Items from a figure collection:
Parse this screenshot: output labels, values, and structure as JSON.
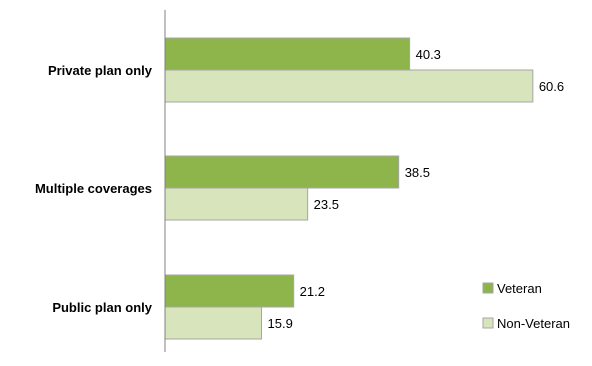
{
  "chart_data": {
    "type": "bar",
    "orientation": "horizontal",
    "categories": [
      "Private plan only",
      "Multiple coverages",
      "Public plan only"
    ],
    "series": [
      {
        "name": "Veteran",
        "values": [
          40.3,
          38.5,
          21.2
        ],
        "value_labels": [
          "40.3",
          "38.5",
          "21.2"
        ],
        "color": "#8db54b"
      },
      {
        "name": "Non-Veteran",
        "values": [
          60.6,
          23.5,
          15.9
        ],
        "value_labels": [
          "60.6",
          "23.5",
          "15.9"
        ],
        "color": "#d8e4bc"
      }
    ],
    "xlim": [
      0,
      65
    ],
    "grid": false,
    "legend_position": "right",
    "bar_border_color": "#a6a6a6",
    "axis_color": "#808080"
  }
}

--

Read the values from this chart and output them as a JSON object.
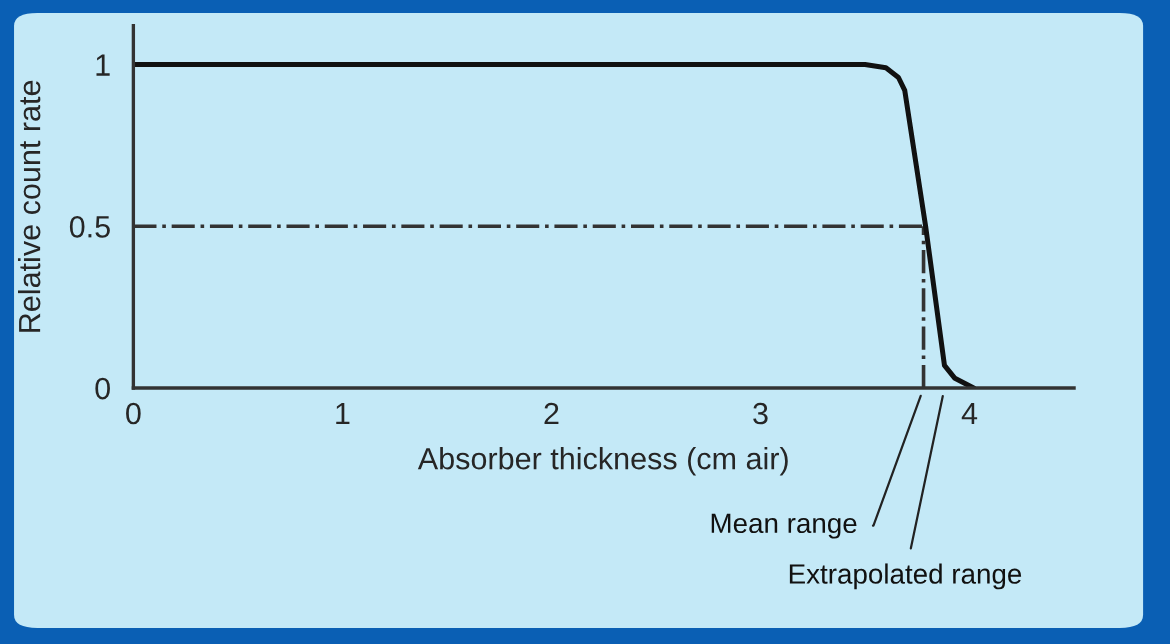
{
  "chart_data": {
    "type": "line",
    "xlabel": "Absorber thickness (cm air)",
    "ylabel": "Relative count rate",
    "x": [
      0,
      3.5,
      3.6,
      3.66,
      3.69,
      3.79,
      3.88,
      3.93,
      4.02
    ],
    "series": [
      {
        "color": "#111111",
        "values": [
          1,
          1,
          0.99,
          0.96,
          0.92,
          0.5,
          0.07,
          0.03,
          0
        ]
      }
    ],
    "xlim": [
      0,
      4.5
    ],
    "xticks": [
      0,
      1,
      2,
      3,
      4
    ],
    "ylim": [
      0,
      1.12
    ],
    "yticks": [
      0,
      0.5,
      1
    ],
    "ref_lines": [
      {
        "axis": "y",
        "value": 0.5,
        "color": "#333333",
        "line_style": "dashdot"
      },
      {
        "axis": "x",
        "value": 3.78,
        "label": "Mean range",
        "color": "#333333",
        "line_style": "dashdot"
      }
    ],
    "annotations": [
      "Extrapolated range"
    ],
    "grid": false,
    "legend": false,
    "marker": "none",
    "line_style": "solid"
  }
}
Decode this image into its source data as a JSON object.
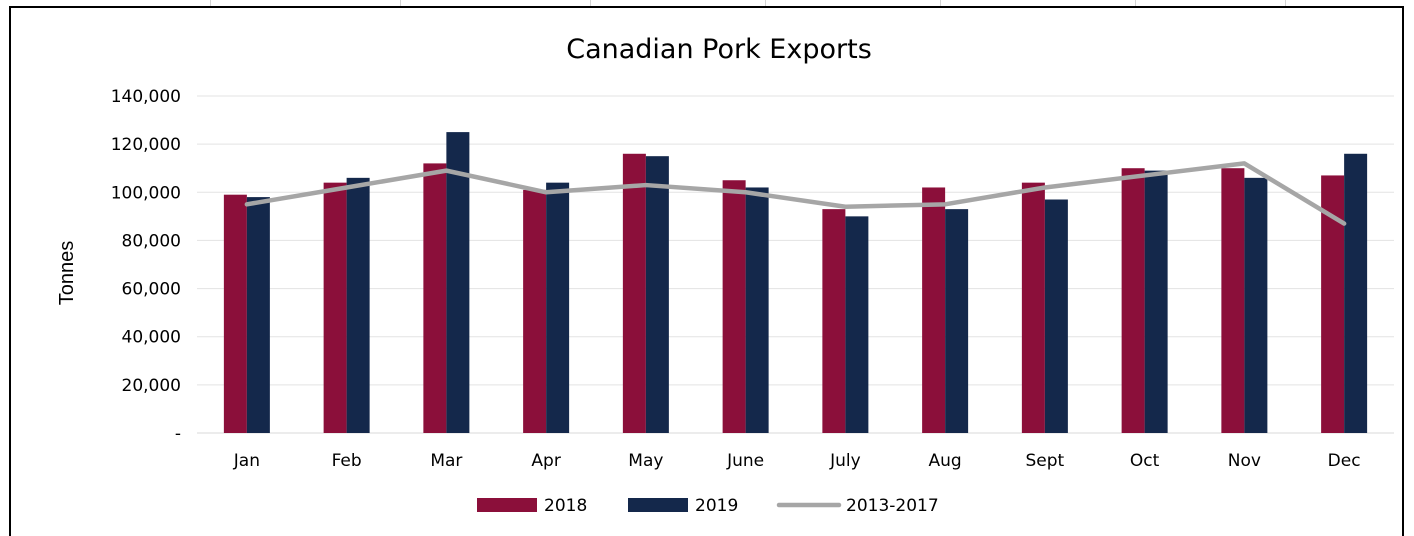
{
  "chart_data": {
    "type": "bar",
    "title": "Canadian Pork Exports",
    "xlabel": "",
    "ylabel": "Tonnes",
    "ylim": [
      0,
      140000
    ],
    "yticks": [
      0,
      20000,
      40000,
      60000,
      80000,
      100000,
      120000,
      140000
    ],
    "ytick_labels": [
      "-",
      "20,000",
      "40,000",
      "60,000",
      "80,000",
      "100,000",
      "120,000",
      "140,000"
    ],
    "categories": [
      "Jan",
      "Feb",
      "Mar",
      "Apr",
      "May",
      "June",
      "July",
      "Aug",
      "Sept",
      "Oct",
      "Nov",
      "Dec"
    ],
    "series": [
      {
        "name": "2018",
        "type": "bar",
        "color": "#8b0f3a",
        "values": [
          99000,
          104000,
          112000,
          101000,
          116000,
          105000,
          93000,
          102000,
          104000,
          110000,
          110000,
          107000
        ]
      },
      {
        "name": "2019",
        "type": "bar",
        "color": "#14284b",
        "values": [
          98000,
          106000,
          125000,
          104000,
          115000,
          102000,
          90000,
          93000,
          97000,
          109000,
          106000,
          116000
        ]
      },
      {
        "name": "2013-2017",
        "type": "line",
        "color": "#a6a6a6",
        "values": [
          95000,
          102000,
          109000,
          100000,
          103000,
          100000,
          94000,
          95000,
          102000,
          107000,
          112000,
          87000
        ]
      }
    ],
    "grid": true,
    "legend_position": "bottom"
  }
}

- Task description: Looking at the records above, work out how many lines include the string "output". Give the number and nothing else.

- Solution: 2